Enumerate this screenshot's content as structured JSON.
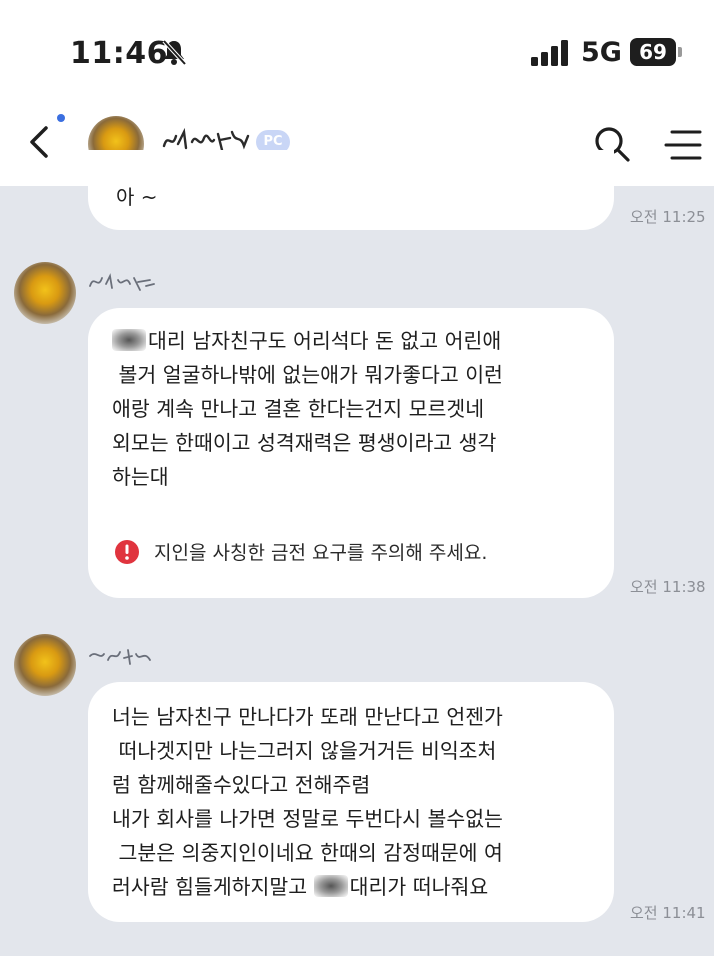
{
  "status_bar": {
    "time": "11:46",
    "network": "5G",
    "battery": "69"
  },
  "header": {
    "badge": "PC"
  },
  "messages": [
    {
      "lines": [
        "아 ~"
      ],
      "time": "오전 11:25"
    },
    {
      "lines": [
        "대리 남자친구도 어리석다 돈 없고 어린애",
        " 볼거 얼굴하나밖에 없는애가 뭐가좋다고 이런",
        "애랑 계속 만나고 결혼 한다는건지 모르겟네",
        "외모는 한때이고 성격재력은 평생이라고 생각",
        "하는대"
      ],
      "warning": "지인을 사칭한 금전 요구를 주의해 주세요.",
      "time": "오전 11:38"
    },
    {
      "lines": [
        "너는 남자친구 만나다가 또래 만난다고 언젠가",
        " 떠나겟지만 나는그러지 않을거거든 비익조처",
        "럼 함께해줄수있다고 전해주렴",
        "내가 회사를 나가면 정말로 두번다시 볼수없는",
        " 그분은 의중지인이네요 한때의 감정때문에 여",
        "러사람 힘들게하지말고",
        "대리가 떠나줘요"
      ],
      "time": "오전 11:41"
    }
  ],
  "colors": {
    "chat_background": "#e3e6ec",
    "bubble": "#ffffff",
    "warning_icon": "#e0343e",
    "online": "#2cc36b",
    "pc_badge": "#c9d6f6"
  },
  "icons": {
    "back": "chevron-left-icon",
    "search": "search-icon",
    "menu": "menu-icon",
    "warning": "exclamation-circle-icon",
    "silent": "bell-slash-icon",
    "signal": "signal-bars-icon"
  }
}
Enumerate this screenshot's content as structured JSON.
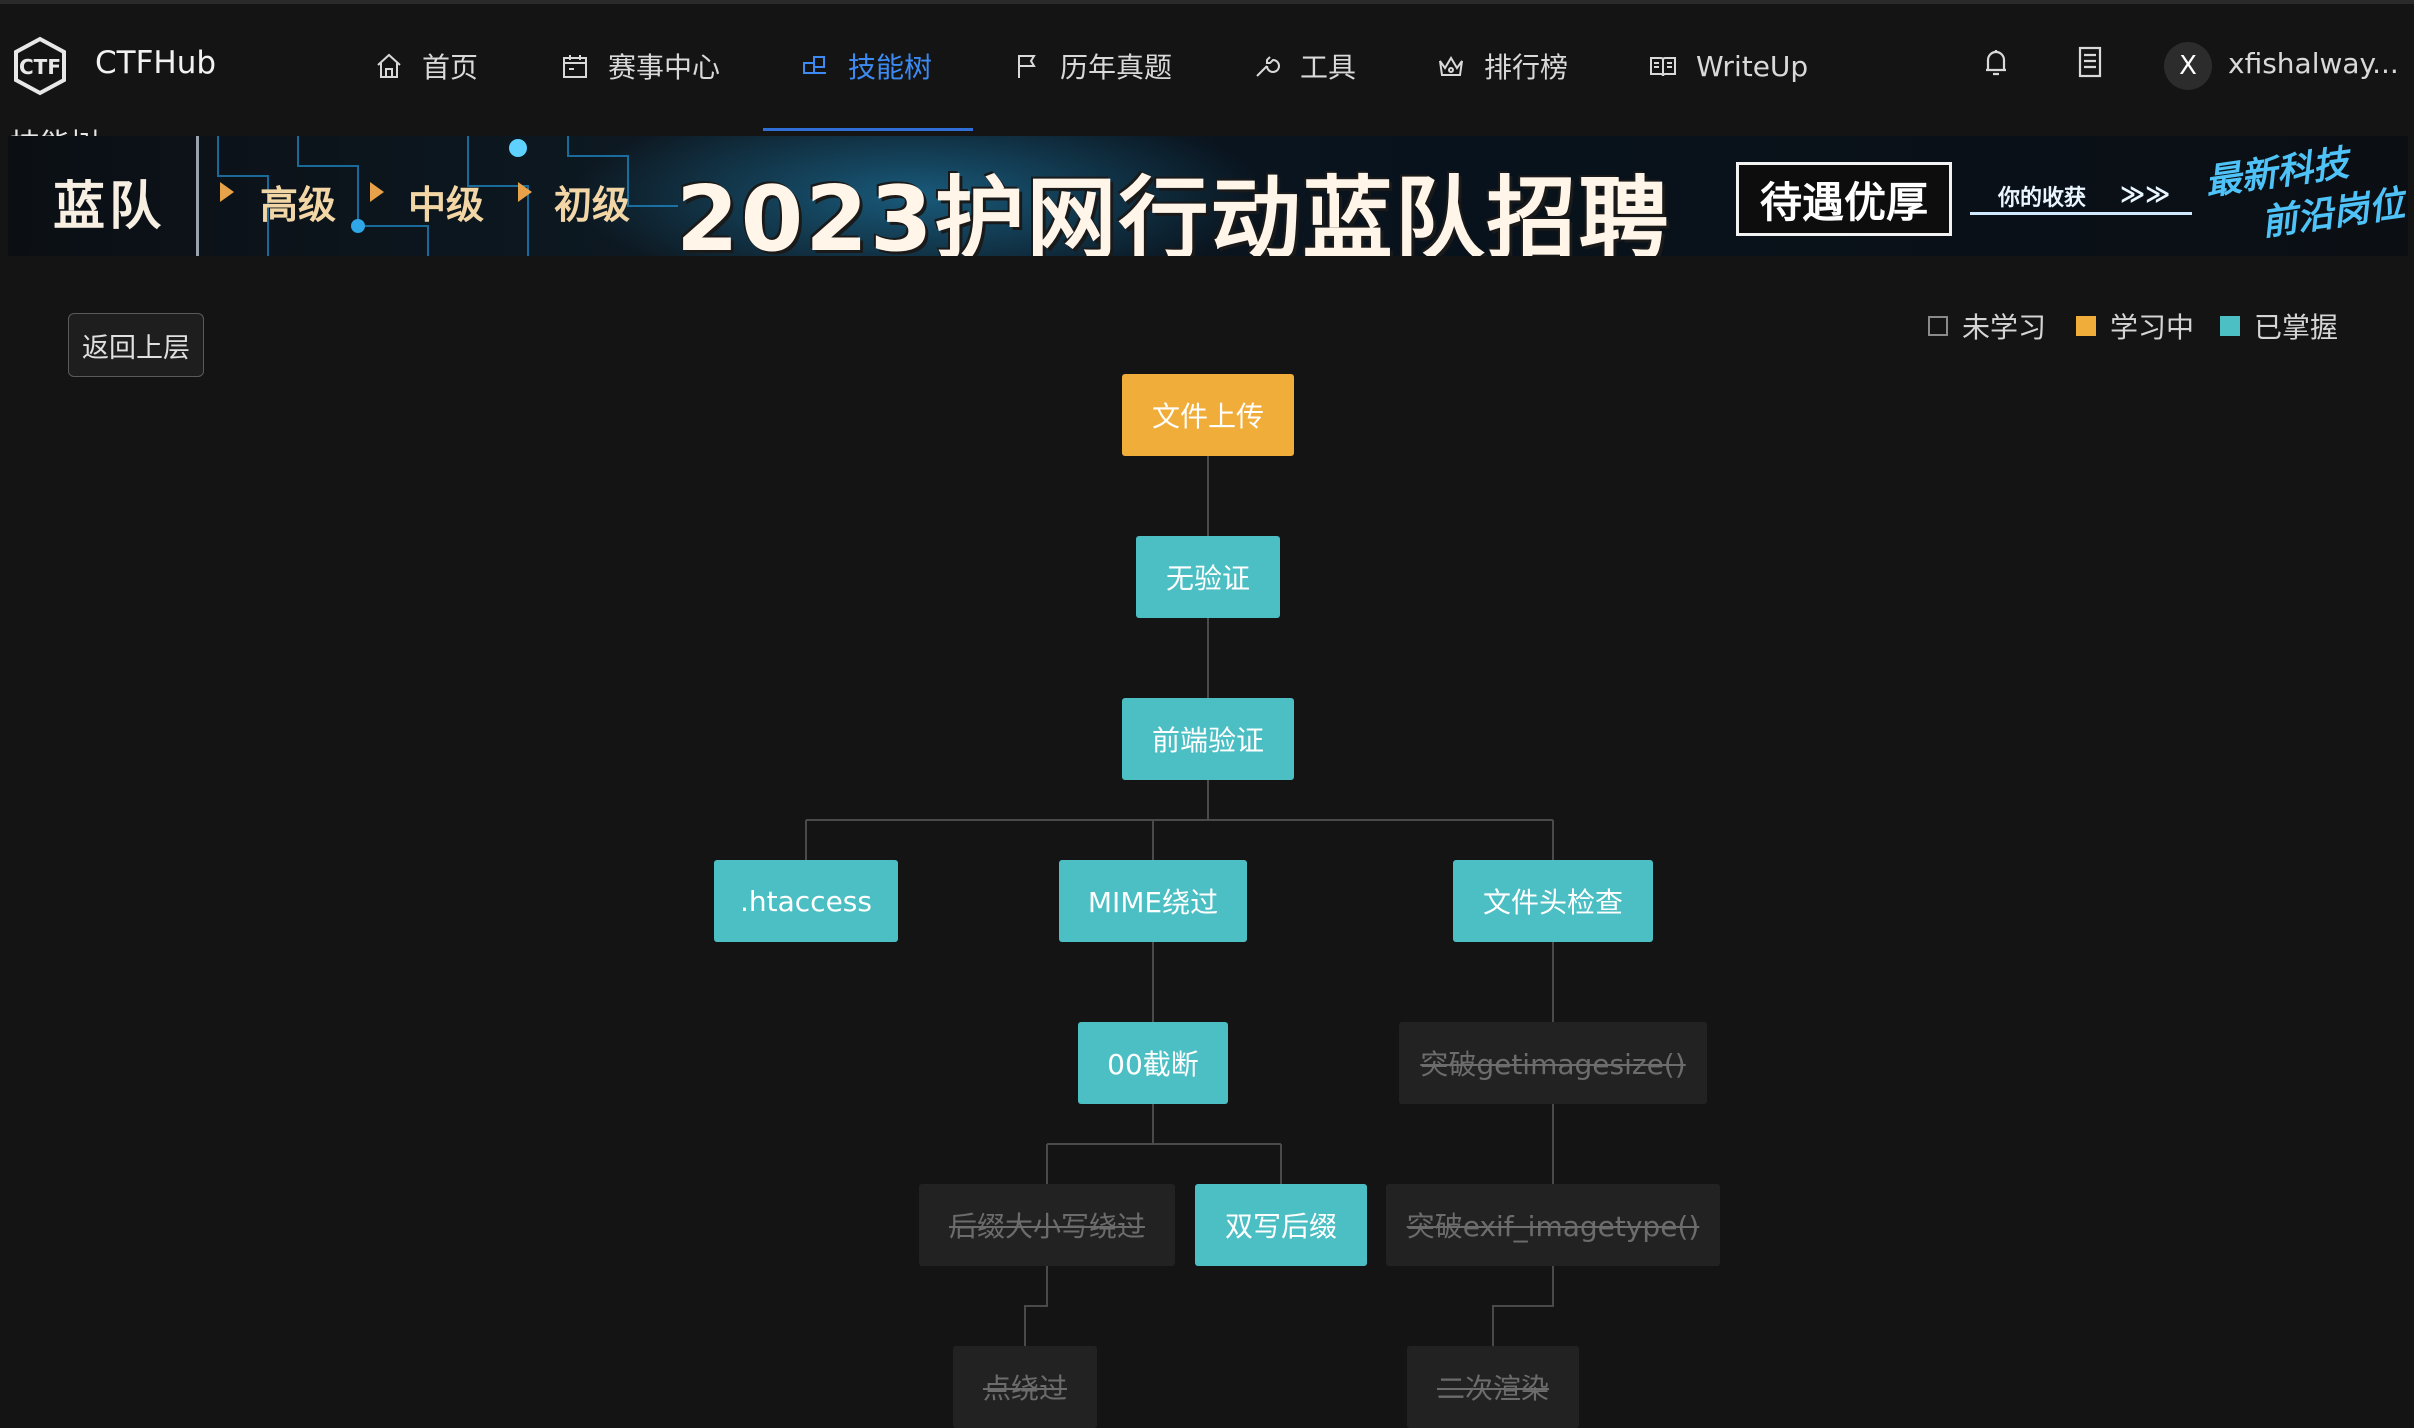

=== Task brief ===
Go through the listing above and quote it exactly, apart from its images.

=== Output for this task ===
Enumerate this screenshot's content as structured JSON.
{
  "status_bar": {
    "time": "11:46",
    "network": "5G",
    "battery": "69"
  },
  "header": {
    "badge": "PC"
  },
  "messages": [
    {
      "lines": [
        "아 ~"
      ],
      "time": "오전 11:25"
    },
    {
      "lines": [
        "대리 남자친구도 어리석다 돈 없고 어린애",
        " 볼거 얼굴하나밖에 없는애가 뭐가좋다고 이런",
        "애랑 계속 만나고 결혼 한다는건지 모르겟네",
        "외모는 한때이고 성격재력은 평생이라고 생각",
        "하는대"
      ],
      "warning": "지인을 사칭한 금전 요구를 주의해 주세요.",
      "time": "오전 11:38"
    },
    {
      "lines": [
        "너는 남자친구 만나다가 또래 만난다고 언젠가",
        " 떠나겟지만 나는그러지 않을거거든 비익조처",
        "럼 함께해줄수있다고 전해주렴",
        "내가 회사를 나가면 정말로 두번다시 볼수없는",
        " 그분은 의중지인이네요 한때의 감정때문에 여",
        "러사람 힘들게하지말고",
        "대리가 떠나줘요"
      ],
      "time": "오전 11:41"
    }
  ],
  "colors": {
    "chat_background": "#e3e6ec",
    "bubble": "#ffffff",
    "warning_icon": "#e0343e",
    "online": "#2cc36b",
    "pc_badge": "#c9d6f6"
  },
  "icons": {
    "back": "chevron-left-icon",
    "search": "search-icon",
    "menu": "menu-icon",
    "warning": "exclamation-circle-icon",
    "silent": "bell-slash-icon",
    "signal": "signal-bars-icon"
  }
}
Enumerate this screenshot's content as structured JSON.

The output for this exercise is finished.